_Data extract_:
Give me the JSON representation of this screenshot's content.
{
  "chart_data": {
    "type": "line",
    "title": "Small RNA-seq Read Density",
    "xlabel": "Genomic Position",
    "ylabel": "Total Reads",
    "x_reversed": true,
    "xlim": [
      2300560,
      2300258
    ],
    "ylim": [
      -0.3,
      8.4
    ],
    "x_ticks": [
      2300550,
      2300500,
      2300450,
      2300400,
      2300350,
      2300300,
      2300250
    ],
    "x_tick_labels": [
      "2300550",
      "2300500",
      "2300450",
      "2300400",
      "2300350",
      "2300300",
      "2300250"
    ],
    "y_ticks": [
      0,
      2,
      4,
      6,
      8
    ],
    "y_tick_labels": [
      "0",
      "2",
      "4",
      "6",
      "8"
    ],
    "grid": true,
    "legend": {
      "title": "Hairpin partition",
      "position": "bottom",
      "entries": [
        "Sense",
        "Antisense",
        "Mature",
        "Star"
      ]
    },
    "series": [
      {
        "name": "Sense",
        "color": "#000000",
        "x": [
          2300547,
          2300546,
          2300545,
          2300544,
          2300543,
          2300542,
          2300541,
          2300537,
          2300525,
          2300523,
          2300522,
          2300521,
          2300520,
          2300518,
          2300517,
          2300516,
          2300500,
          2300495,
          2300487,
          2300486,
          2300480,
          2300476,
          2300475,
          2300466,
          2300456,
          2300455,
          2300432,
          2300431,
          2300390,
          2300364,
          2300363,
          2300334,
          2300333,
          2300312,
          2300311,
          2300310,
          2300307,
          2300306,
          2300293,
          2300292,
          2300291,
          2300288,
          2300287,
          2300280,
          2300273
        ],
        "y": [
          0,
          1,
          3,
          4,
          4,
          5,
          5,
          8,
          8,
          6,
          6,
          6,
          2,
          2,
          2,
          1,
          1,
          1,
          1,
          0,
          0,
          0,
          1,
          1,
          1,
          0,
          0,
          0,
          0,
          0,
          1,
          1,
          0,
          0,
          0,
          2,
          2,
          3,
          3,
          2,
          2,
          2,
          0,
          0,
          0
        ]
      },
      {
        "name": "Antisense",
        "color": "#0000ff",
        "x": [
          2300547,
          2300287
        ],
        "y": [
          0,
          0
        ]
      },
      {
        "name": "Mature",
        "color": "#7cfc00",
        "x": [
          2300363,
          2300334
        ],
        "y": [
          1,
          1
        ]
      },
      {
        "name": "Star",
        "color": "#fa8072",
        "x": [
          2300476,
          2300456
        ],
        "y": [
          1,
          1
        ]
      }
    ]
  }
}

_What the task requires_: Across the whole listing above, tally each line where the string "name" occurs, and give the number and nothing more.

_Result below_: 4